> [STATED PROBLEM]:
Your task is to reproduce exactly the lines from the line with "Give me the JSON data" through the end of the records below.

══ PROVIDED ENTRIES

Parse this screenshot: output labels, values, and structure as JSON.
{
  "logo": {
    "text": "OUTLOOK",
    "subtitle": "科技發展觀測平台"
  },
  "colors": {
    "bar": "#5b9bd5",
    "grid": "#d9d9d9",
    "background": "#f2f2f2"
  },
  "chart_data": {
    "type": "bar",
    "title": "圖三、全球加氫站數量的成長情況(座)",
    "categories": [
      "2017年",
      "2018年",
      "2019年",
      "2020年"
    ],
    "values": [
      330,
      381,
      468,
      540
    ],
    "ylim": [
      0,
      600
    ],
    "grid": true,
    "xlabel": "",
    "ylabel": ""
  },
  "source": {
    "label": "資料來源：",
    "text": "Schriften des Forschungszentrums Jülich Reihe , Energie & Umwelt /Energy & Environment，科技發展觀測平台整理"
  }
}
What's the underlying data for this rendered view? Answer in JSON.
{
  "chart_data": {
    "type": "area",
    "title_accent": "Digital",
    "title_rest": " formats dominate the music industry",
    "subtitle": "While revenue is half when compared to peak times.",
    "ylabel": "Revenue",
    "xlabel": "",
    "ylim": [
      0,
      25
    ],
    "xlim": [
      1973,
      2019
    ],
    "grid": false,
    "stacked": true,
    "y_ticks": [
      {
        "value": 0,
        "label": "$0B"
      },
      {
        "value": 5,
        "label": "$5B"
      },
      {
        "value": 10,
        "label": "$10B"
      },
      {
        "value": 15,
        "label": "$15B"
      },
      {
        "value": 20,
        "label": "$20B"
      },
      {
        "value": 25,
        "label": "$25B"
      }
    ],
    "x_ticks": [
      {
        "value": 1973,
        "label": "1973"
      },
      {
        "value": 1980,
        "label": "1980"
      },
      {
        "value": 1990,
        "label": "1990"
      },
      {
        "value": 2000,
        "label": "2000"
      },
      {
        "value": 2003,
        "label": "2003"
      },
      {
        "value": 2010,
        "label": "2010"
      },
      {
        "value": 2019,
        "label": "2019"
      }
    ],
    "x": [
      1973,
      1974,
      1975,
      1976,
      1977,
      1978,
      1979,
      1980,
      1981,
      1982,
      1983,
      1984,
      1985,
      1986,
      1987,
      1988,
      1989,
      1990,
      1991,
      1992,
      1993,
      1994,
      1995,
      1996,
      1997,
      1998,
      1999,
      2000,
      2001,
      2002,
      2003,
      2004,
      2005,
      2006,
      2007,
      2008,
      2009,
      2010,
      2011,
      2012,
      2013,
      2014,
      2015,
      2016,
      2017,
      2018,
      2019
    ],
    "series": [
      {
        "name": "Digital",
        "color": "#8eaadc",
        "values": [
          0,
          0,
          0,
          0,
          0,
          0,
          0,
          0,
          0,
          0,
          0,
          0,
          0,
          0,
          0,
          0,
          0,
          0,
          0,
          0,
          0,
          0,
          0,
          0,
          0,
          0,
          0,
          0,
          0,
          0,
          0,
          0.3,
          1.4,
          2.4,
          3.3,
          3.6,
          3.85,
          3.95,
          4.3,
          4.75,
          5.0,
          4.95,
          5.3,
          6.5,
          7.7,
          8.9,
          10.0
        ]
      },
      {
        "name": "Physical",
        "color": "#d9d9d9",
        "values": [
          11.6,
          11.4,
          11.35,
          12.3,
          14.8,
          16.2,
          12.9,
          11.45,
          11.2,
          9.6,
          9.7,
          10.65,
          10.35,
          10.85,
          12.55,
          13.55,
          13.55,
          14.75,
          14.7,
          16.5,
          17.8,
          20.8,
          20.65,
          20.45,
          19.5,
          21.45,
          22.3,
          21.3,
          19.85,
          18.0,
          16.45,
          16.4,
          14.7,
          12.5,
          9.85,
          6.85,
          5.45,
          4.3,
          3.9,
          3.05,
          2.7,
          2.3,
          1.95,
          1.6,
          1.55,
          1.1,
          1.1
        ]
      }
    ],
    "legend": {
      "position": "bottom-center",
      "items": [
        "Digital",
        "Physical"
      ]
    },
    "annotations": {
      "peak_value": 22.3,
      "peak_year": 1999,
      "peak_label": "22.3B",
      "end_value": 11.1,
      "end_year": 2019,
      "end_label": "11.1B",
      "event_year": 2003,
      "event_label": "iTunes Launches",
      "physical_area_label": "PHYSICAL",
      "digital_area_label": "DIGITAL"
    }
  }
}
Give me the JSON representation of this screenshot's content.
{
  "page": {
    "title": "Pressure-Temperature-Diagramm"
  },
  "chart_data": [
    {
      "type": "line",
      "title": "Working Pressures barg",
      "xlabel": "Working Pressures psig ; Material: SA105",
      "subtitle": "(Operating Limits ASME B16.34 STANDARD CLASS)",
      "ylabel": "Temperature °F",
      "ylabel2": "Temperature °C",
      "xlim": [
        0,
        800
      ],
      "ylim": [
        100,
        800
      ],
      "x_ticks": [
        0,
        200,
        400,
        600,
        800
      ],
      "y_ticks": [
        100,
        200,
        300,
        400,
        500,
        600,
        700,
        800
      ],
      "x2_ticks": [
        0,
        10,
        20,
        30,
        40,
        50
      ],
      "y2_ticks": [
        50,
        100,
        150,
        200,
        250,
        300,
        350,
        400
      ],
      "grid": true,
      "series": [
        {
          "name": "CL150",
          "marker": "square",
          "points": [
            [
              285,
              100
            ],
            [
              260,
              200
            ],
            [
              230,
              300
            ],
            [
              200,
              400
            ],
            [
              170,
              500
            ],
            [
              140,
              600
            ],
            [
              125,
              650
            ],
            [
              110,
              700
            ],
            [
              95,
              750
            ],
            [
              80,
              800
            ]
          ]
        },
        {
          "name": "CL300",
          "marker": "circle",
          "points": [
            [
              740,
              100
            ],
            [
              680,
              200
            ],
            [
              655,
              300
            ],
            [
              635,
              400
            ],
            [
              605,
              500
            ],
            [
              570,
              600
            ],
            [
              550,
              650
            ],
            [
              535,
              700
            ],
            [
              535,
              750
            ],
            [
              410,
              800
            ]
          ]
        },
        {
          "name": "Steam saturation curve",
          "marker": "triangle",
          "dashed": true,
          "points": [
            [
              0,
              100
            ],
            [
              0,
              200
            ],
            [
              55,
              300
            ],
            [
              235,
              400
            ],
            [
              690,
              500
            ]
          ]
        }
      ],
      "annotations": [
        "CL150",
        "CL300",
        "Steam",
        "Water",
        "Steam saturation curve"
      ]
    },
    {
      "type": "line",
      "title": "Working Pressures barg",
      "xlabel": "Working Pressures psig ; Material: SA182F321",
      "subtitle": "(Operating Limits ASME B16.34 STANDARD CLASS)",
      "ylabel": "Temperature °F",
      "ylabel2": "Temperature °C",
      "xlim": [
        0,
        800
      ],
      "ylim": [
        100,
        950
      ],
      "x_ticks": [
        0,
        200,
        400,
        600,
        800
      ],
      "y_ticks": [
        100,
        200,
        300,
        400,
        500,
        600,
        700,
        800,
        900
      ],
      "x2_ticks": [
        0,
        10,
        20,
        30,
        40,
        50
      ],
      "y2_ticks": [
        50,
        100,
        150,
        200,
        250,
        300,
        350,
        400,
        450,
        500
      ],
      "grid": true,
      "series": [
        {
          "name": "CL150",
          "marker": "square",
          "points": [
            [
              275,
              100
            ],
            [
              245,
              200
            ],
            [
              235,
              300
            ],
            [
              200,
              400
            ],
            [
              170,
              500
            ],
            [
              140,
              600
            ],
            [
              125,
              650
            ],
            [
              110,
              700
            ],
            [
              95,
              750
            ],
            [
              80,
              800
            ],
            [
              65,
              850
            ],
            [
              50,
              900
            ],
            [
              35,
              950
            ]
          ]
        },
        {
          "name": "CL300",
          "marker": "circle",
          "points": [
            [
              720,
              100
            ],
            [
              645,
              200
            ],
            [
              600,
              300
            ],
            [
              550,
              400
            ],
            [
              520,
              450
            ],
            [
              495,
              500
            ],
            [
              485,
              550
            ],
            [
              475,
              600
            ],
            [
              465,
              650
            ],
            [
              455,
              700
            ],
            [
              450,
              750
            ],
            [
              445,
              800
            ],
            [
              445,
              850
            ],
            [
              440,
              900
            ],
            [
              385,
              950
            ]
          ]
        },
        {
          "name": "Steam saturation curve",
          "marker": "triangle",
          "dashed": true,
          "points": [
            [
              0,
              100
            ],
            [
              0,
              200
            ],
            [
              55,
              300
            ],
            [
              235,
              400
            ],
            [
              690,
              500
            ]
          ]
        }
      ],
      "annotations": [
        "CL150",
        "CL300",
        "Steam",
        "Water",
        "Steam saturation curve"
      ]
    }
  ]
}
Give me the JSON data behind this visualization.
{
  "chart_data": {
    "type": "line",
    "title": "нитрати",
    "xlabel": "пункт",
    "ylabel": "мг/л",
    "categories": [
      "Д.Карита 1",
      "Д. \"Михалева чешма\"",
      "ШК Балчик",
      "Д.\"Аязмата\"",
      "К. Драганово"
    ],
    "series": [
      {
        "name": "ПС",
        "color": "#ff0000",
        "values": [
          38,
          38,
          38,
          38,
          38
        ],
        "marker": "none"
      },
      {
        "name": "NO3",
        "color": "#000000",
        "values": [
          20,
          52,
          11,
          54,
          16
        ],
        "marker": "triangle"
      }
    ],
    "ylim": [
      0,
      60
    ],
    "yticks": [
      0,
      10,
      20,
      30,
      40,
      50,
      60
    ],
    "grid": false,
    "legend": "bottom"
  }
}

════

> [SOLUTION FOR THIS TASK]:
Give me the JSON data behind this visualization.
{
  "chart_data": {
    "type": "line",
    "title": "нитрати",
    "xlabel": "пункт",
    "ylabel": "мг/л",
    "categories": [
      "Д.Карита 1",
      "Д. \"Михалева чешма\"",
      "ШК Балчик",
      "Д.\"Аязмата\"",
      "К. Драганово"
    ],
    "series": [
      {
        "name": "ПС",
        "color": "#ff0000",
        "values": [
          38,
          38,
          38,
          38,
          38
        ],
        "marker": "none"
      },
      {
        "name": "NO3",
        "color": "#000000",
        "values": [
          20,
          52,
          11,
          54,
          16
        ],
        "marker": "triangle"
      }
    ],
    "ylim": [
      0,
      60
    ],
    "yticks": [
      0,
      10,
      20,
      30,
      40,
      50,
      60
    ],
    "grid": false,
    "legend": "bottom"
  }
}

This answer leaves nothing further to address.